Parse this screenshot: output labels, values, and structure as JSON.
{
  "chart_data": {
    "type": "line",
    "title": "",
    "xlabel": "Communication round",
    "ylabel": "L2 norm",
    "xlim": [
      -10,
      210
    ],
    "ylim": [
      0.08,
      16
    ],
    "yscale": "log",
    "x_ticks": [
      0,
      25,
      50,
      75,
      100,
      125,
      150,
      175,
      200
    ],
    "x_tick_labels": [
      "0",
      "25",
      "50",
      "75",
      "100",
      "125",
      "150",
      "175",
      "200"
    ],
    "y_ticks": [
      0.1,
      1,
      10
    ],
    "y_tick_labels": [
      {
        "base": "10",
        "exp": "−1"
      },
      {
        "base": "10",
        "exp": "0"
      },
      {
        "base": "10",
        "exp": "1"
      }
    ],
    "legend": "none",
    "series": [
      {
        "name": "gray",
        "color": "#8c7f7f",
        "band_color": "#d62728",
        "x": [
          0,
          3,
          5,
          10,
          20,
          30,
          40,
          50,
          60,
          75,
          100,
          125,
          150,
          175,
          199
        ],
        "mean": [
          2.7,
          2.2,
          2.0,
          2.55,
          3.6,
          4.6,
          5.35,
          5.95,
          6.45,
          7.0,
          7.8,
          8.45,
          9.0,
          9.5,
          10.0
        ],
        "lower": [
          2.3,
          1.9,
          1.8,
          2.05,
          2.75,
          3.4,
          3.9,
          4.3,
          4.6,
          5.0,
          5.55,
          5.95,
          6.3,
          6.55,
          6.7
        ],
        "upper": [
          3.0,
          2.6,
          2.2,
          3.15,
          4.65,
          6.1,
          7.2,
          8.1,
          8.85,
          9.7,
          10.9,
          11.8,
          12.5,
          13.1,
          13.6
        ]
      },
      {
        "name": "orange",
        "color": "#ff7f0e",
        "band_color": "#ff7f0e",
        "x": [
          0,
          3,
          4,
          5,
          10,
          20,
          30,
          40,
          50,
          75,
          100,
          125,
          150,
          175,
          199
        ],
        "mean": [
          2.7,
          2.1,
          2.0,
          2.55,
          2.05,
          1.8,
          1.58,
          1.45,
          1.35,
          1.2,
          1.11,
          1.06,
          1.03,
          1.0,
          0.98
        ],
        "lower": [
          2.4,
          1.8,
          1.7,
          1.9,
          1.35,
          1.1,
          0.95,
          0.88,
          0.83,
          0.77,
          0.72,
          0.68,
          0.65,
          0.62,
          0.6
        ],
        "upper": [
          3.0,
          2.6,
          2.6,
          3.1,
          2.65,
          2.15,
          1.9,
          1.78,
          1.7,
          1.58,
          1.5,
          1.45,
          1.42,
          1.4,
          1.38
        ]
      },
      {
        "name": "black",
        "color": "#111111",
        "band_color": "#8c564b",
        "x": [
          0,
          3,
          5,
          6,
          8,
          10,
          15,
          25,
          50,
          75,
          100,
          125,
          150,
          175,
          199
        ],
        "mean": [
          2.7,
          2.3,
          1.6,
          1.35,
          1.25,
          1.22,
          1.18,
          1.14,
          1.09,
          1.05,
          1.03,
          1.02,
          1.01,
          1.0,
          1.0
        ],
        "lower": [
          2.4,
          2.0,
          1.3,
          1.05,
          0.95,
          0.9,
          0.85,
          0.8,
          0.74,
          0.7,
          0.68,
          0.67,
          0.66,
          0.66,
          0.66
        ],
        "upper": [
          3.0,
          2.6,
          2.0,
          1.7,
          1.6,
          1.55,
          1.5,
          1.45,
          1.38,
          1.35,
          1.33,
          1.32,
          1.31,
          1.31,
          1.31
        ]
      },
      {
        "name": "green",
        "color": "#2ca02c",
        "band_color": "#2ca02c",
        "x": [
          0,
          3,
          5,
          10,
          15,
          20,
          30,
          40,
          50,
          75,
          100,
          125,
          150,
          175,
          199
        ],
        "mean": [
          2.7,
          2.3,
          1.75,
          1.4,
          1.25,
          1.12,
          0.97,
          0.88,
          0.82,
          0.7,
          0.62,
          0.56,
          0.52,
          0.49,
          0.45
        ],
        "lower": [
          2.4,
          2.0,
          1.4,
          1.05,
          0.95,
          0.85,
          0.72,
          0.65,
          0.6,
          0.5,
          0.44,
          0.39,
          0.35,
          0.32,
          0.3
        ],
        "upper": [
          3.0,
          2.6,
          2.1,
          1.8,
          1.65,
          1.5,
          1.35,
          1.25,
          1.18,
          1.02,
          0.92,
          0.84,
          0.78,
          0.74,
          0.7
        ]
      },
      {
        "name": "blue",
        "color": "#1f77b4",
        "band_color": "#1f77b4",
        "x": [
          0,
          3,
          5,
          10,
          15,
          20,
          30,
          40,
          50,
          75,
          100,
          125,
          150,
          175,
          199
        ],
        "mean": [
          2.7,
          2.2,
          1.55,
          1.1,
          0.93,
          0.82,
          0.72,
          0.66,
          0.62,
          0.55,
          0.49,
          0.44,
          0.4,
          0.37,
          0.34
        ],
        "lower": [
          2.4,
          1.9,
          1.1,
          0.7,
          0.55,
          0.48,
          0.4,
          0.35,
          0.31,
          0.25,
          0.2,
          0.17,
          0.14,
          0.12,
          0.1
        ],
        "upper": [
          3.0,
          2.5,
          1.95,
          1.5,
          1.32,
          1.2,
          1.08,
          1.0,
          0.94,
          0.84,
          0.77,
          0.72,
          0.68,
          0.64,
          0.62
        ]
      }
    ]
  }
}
• • • • • • •
- [Task goal]:
Copy each line above that contains the string "name".

- [Response]:
        "name": "gray",
        "name": "orange",
        "name": "black",
        "name": "green",
        "name": "blue",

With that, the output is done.